Goal → In the entries that follow, count each line containing "петлю" and state the total, nothing more.

START Data for the task

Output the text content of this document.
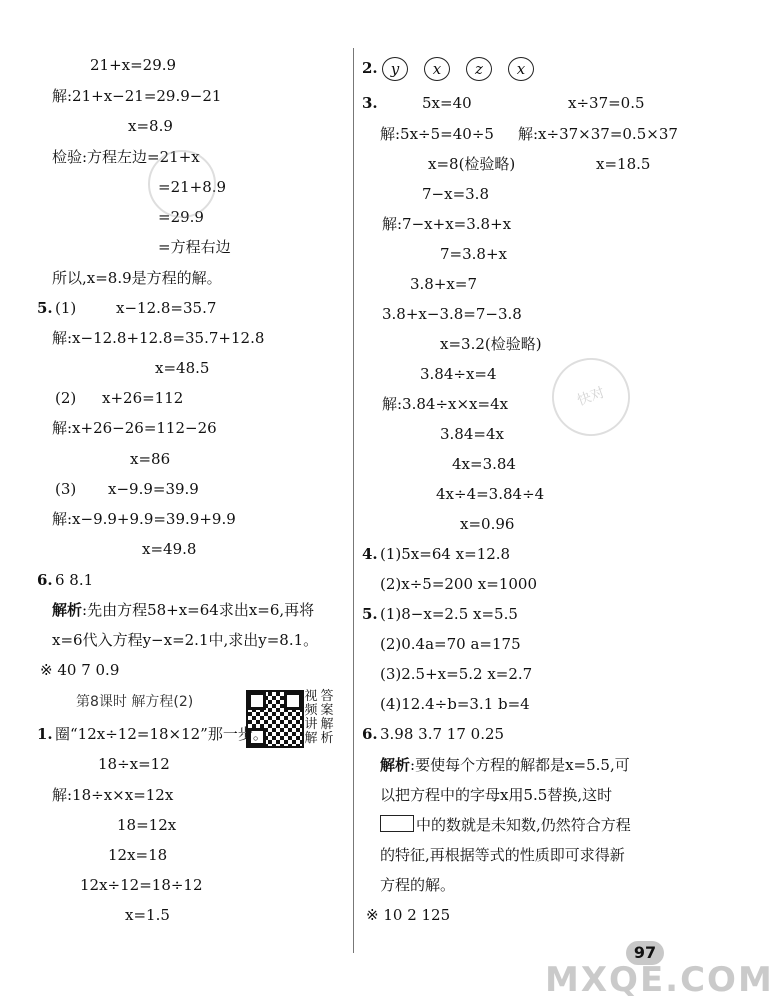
21+x=29.9
解:21+x−21=29.9−21
x=8.9
检验:方程左边=21+x
=21+8.9
=29.9
=方程右边
所以,x=8.9是方程的解。
5. (1)	x−12.8=35.7
解:x−12.8+12.8=35.7+12.8
x=48.5
(2) x+26=112
解:x+26−26=112−26
x=86
(3) x−9.9=39.9
解:x−9.9+9.9=39.9+9.9
x=49.8
6. 6 8.1
解析:先由方程58+x=64求出x=6,再将
x=6代入方程y−x=2.1中,求出y=8.1。
※ 40 7 0.9
第8课时 解方程(2)	视频讲解
答案解析
1. 圈“12x÷12=18×12”那一步。
18÷x=12
解:18÷x×x=12x
18=12x
12x=18
12x÷12=18÷12
x=1.5
2. y	x	z	x
3.	5x=40	x÷37=0.5
解:5x÷5=40÷5 解:x÷37×37=0.5×37
x=8(检验略)	x=18.5
7−x=3.8
解:7−x+x=3.8+x
7=3.8+x
3.8+x=7
3.8+x−3.8=7−3.8
x=3.2(检验略)
3.84÷x=4
解:3.84÷x×x=4x
3.84=4x
4x=3.84
4x÷4=3.84÷4
x=0.96
4. (1)5x=64 x=12.8
(2)x÷5=200 x=1000
5. (1)8−x=2.5 x=5.5
(2)0.4a=70 a=175
(3)2.5+x=5.2 x=2.7
(4)12.4÷b=3.1 b=4
6. 3.98 3.7 17 0.25
解析:要使每个方程的解都是x=5.5,可
以把方程中的字母x用5.5替换,这时
中的数就是未知数,仍然符合方程
的特征,再根据等式的性质即可求得新
方程的解。
※ 10 2 125
快对
97
MXQE.COM
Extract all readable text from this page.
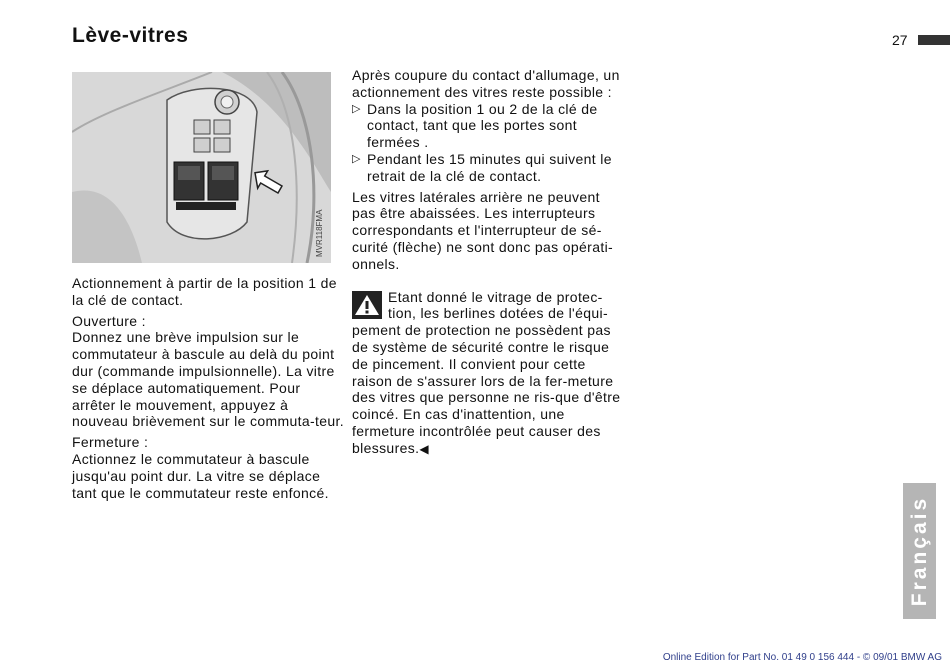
Lève-vitres	27
MVR118FMA

Actionnement à partir de la position 1 de la clé de contact.

Ouverture :

Donnez une brève impulsion sur le commutateur à bascule au delà du point dur (commande impulsionnelle). La vitre se déplace automatiquement. Pour arrêter le mouvement, appuyez à nouveau brièvement sur le commuta-teur.

Fermeture :

Actionnez le commutateur à bascule jusqu'au point dur. La vitre se déplace tant que le commutateur reste enfoncé.

Après coupure du contact d'allumage, un actionnement des vitres reste possible :

▷ Dans la position 1 ou 2 de la clé de contact, tant que les portes sont fermées .
▷ Pendant les 15 minutes qui suivent le retrait de la clé de contact.

Les vitres latérales arrière ne peuvent pas être abaissées. Les interrupteurs correspondants et l'interrupteur de sé-curité (flèche) ne sont donc pas opérati-onnels.

Etant donné le vitrage de protec-tion, les berlines dotées de l'équi-pement de protection ne possèdent pas de système de sécurité contre le risque de pincement. Il convient pour cette raison de s'assurer lors de la fer-meture des vitres que personne ne ris-que d'être coincé. En cas d'inattention, une fermeture incontrôlée peut causer des blessures.◀
Français
Online Edition for Part No. 01 49 0 156 444 - © 09/01 BMW AG
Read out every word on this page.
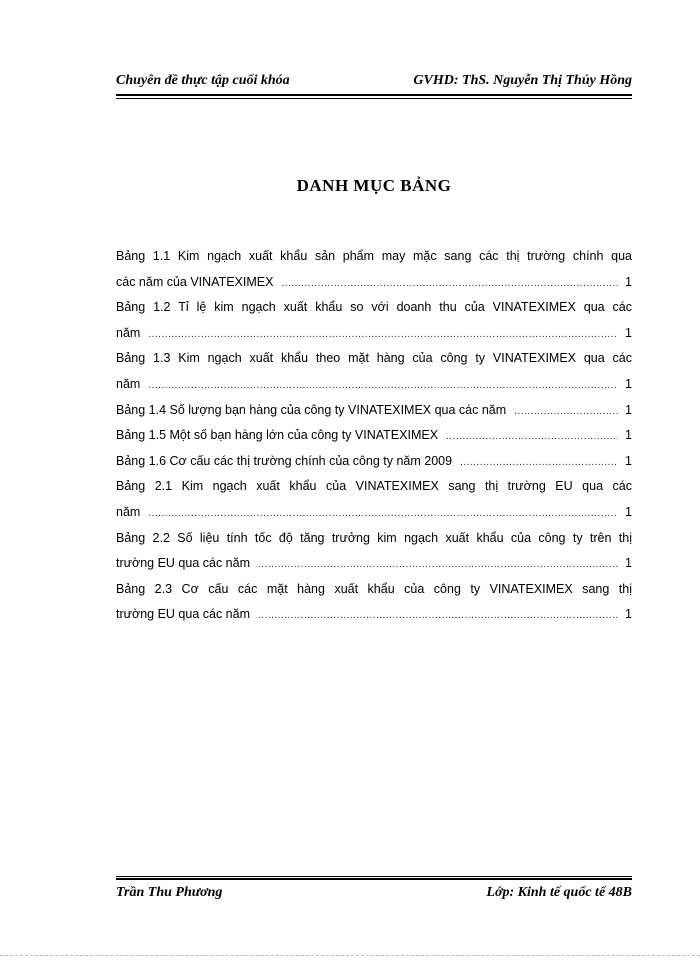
Chuyên đề thực tập cuối khóa	GVHD: ThS. Nguyễn Thị Thúy Hồng
DANH MỤC BẢNG
Bảng 1.1 Kim ngạch xuất khẩu sản phẩm may mặc sang các thị trường chính qua
các năm của VINATEXIMEX .....	1
Bảng 1.2 Tỉ lệ kim ngạch xuất khẩu so với doanh thu của VINATEXIMEX qua các
năm .....	1
Bảng 1.3 Kim ngạch xuất khẩu theo mặt hàng của công ty VINATEXIMEX qua các
năm .....	1
Bảng 1.4 Số lượng bạn hàng của công ty VINATEXIMEX qua các năm .....	1
Bảng 1.5 Một số bạn hàng lớn của công ty VINATEXIMEX .....	1
Bảng 1.6 Cơ cấu các thị trường chính của công ty năm 2009 .....	1
Bảng 2.1 Kim ngạch xuất khẩu của VINATEXIMEX sang thị trường EU qua các
năm .....	1
Bảng 2.2 Số liệu tính tốc độ tăng trưởng kim ngạch xuất khẩu của công ty trên thị
trường EU qua các năm .....	1
Bảng 2.3 Cơ cấu các mặt hàng xuất khẩu của công ty VINATEXIMEX sang thị
trường EU qua các năm .....	1
Trần Thu Phương	Lớp: Kinh tế quốc tế 48B
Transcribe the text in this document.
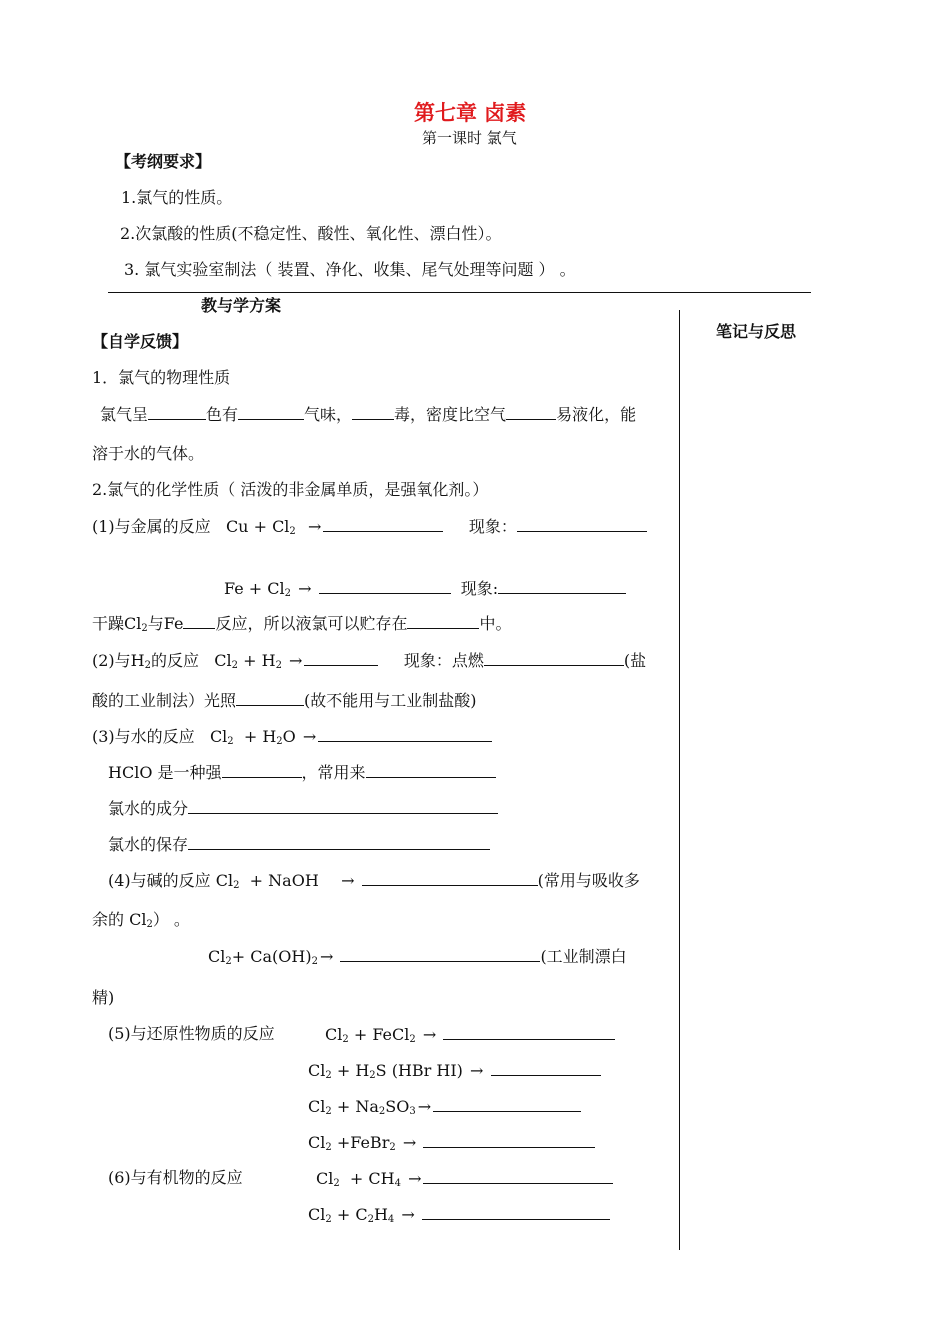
第七章 卤素
第一课时 氯气
【考纲要求】
1.氯气的性质。
2.次氯酸的性质(不稳定性、酸性、氧化性、漂白性）。
3. 氯气实验室制法（ 装置、净化、收集、尾气处理等问题 ） 。
教与学方案
笔记与反思
【自学反馈】
1．氯气的物理性质
氯气呈	色有	气味，	毒，密度比空气	易液化，能
溶于水的气体。
2.氯气的化学性质（ 活泼的非金属单质，是强氧化剂。）
(1)与金属的反应 $Cu + Cl_2$ →	现象：
$Fe + Cl_2$ →	现象:
干躁$Cl_2$与Fe 反应，所以液氯可以贮存在	中。
(2)与$H_2$的反应 $Cl_2 + H_2$ →	现象：点燃	(盐
酸的工业制法）光照	(故不能用与工业制盐酸)
(3)与水的反应 $Cl_2 + H_2O$ →
HClO 是一种强	，常用来
氯水的成分
氯水的保存
(4)与碱的反应 $Cl_2$ + NaOH →	(常用与吸收多
余的 $Cl_2$） 。
$Cl_2+ Ca(OH)_2$ →	(工业制漂白
精)
(5)与还原性物质的反应	$Cl_2$ + FeCl$_2$ →
$Cl_2 + H_2S$ (HBr HI) →
$Cl_2 + Na_2SO_3$ →
$Cl_2$ +FeBr$_2$ →
(6)与有机物的反应	$Cl_2 + CH_4$ →
$Cl_2 + C_2H_4$ →
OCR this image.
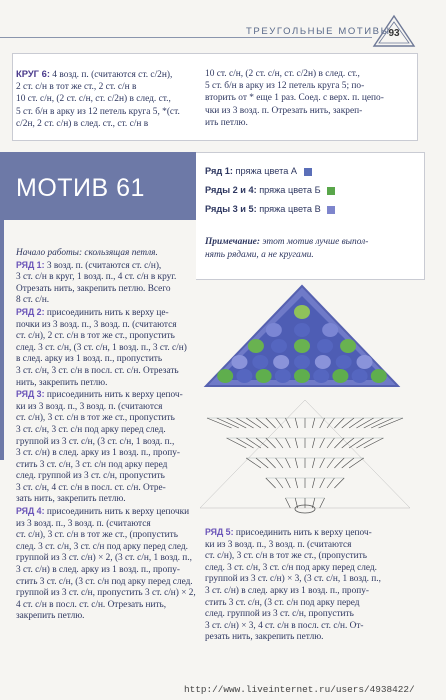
ТРЕУГОЛЬНЫЕ МОТИВЫ
93
КРУГ 6: 4 возд. п. (считаются ст. с/2н),
2 ст. с/н в тот же ст., 2 ст. с/н в
10 ст. с/н, (2 ст. с/н, ст. с/2н) в след. ст.,
5 ст. б/н в арку из 12 петель круга 5, *(ст.
с/2н, 2 ст. с/н) в след. ст., ст. с/н в
10 ст. с/н, (2 ст. с/н, ст. с/2н) в след. ст.,
5 ст. б/н в арку из 12 петель круга 5; по-
вторить от * еще 1 раз. Соед. с верх. п. цепо-
чки из 3 возд. п. Отрезать нить, закреп-
ить петлю.
МОТИВ 61
Ряд 1: пряжа цвета А
Ряды 2 и 4: пряжа цвета Б
Ряды 3 и 5: пряжа цвета В
Примечание: этот мотив лучше выпол-
нять рядами, а не кругами.
Начало работы: скользящая петля.
РЯД 1: 3 возд. п. (считаются ст. с/н),
3 ст. с/н в круг, 1 возд. п., 4 ст. с/н в круг.
Отрезать нить, закрепить петлю. Всего
8 ст. с/н.
РЯД 2: присоединить нить к верху це-
почки из 3 возд. п., 3 возд. п. (считаются
ст. с/н), 2 ст. с/н в тот же ст., пропустить
след. 3 ст. с/н, (3 ст. с/н, 1 возд. п., 3 ст. с/н)
в след. арку из 1 возд. п., пропустить
3 ст. с/н, 3 ст. с/н в посл. ст. с/н. Отрезать
нить, закрепить петлю.
РЯД 3: присоединить нить к верху цепоч-
ки из 3 возд. п., 3 возд. п. (считаются
ст. с/н), 3 ст. с/н в тот же ст., пропустить
3 ст. с/н, 3 ст. с/н под арку перед след.
группой из 3 ст. с/н, (3 ст. с/н, 1 возд. п.,
3 ст. с/н) в след. арку из 1 возд. п., пропу-
стить 3 ст. с/н, 3 ст. с/н под арку перед
след. группой из 3 ст. с/н, пропустить
3 ст. с/н, 4 ст. с/н в посл. ст. с/н. Отре-
зать нить, закрепить петлю.
РЯД 4: присоединить нить к верху цепочки
из 3 возд. п., 3 возд. п. (считаются
ст. с/н), 3 ст. с/н в тот же ст., (пропустить
след. 3 ст. с/н, 3 ст. с/н под арку перед след.
группой из 3 ст. с/н) × 2, (3 ст. с/н, 1 возд. п.,
3 ст. с/н) в след. арку из 1 возд. п., пропу-
стить 3 ст. с/н, (3 ст. с/н под арку перед след.
группой из 3 ст. с/н, пропустить 3 ст. с/н) × 2,
4 ст. с/н в посл. ст. с/н. Отрезать нить,
закрепить петлю.
РЯД 5: присоединить нить к верху цепоч-
ки из 3 возд. п., 3 возд. п. (считаются
ст. с/н), 3 ст. с/н в тот же ст., (пропустить
след. 3 ст. с/н, 3 ст. с/н под арку перед след.
группой из 3 ст. с/н) × 3, (3 ст. с/н, 1 возд. п.,
3 ст. с/н) в след. арку из 1 возд. п., пропу-
стить 3 ст. с/н, (3 ст. с/н под арку перед
след. группой из 3 ст. с/н, пропустить
3 ст. с/н) × 3, 4 ст. с/н в посл. ст. с/н. От-
резать нить, закрепить петлю.
http://www.liveinternet.ru/users/4938422/
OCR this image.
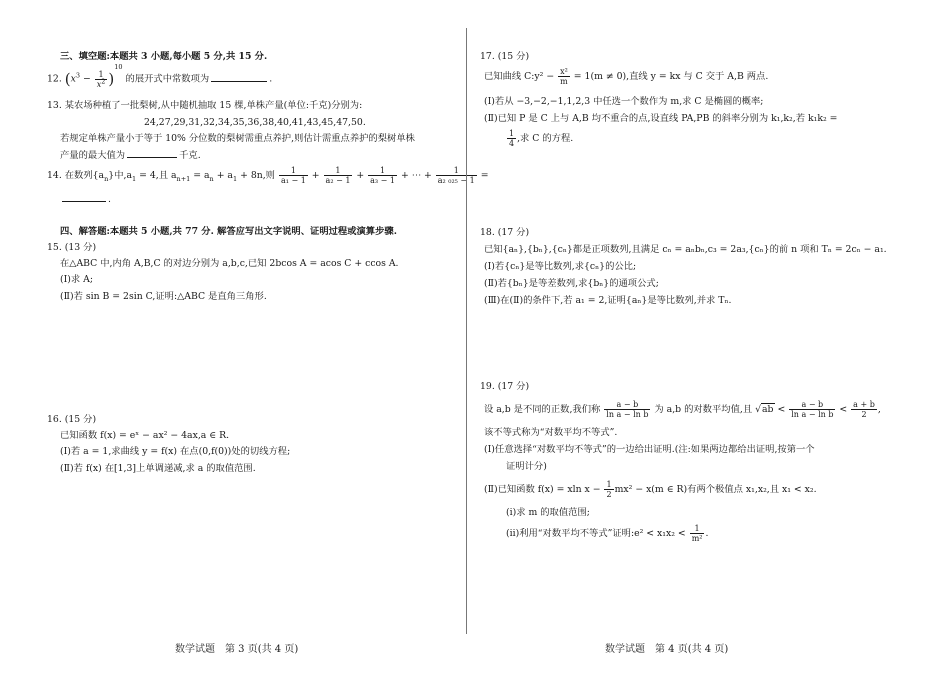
三、填空题:本题共 3 小题,每小题 5 分,共 15 分.
12. $(x^3 - \frac{1}{x^2} )^{10}$ 的展开式中常数项为	.
13. 某农场种植了一批梨树,从中随机抽取 15 棵,单株产量(单位:千克)分别为:
24,27,29,31,32,34,35,36,38,40,41,43,45,47,50.
若规定单株产量小于等于 10% 分位数的梨树需重点养护,则估计需重点养护的梨树单株
产量的最大值为	千克.
14. 在数列$\{a_n\}$中$,a_1 = 4$,且 $a_{n+1} = a_n + a_1 + 8n$,则 $\frac{1}{\text{a₁ − 1}} + \frac{1}{\text{a₂ − 1}} + \frac{1}{\text{a₃ − 1}}$ + ⋯ + $\frac{1}{\text{a₂ ₀₂₅ − 1}}$ =
.
四、解答题:本题共 5 小题,共 77 分. 解答应写出文字说明、证明过程或演算步骤.
15. (13 分)
在△ABC 中,内角 A,B,C 的对边分别为 a,b,c,已知 2bcos A = acos C + ccos A.
(Ⅰ)求 A;
(Ⅱ)若 sin B = 2sin C,证明:△ABC 是直角三角形.
16. (15 分)
已知函数 f(x) = eˣ − ax² − 4ax,a ∈ R.
(Ⅰ)若 a = 1,求曲线 y = f(x) 在点(0,f(0))处的切线方程;
(Ⅱ)若 f(x) 在[1,3]上单调递减,求 a 的取值范围.
数学试题　第 3 页(共 4 页)
17. (15 分)
已知曲线 C:y² − $\frac{\text{x²}}{m} = 1(m \ne 0)$,直线 y = kx 与 C 交于 A,B 两点.
(Ⅰ)若从 −3,−2,−1,1,2,3 中任选一个数作为 m,求 C 是椭圆的概率;
(Ⅱ)已知 P 是 C 上与 A,B 均不重合的点,设直线 PA,PB 的斜率分别为 k₁,k₂,若 k₁k₂ =
$\frac{1}{4}$ ,求 C 的方程.
18. (17 分)
已知{aₙ},{bₙ},{cₙ}都是正项数列,且满足 cₙ = aₙbₙ,c₃ = 2a₃,{cₙ}的前 n 项和 Tₙ = 2cₙ − a₁.
(Ⅰ)若{cₙ}是等比数列,求{cₙ}的公比;
(Ⅱ)若{bₙ}是等差数列,求{bₙ}的通项公式;
(Ⅲ)在(Ⅱ)的条件下,若 a₁ = 2,证明{aₙ}是等比数列,并求 Tₙ.
19. (17 分)
设 a,b 是不同的正数,我们称 $\frac{a - b}{\text{ln a − ln b}}$ 为 a,b 的对数平均值,且 $√ab < \frac{a - b}{\text{ln a − ln b}} < \frac{a + b}{2}$ ,
该不等式称为“对数平均不等式”.
(Ⅰ)任意选择“对数平均不等式”的一边给出证明.(注:如果两边都给出证明,按第一个
证明计分)
(Ⅱ)已知函数 f(x) = xln $x - \frac{1}{2} mx^2 - x(m$ ∈ R)有两个极值点 x₁,x₂,且 x₁ < x₂.
(ⅰ)求 m 的取值范围;
(ⅱ)利用“对数平均不等式”证明:e² < $x_1x_2 < \frac{1}{\text{m²}}$ .
数学试题　第 4 页(共 4 页)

END Data for the task

Response → 6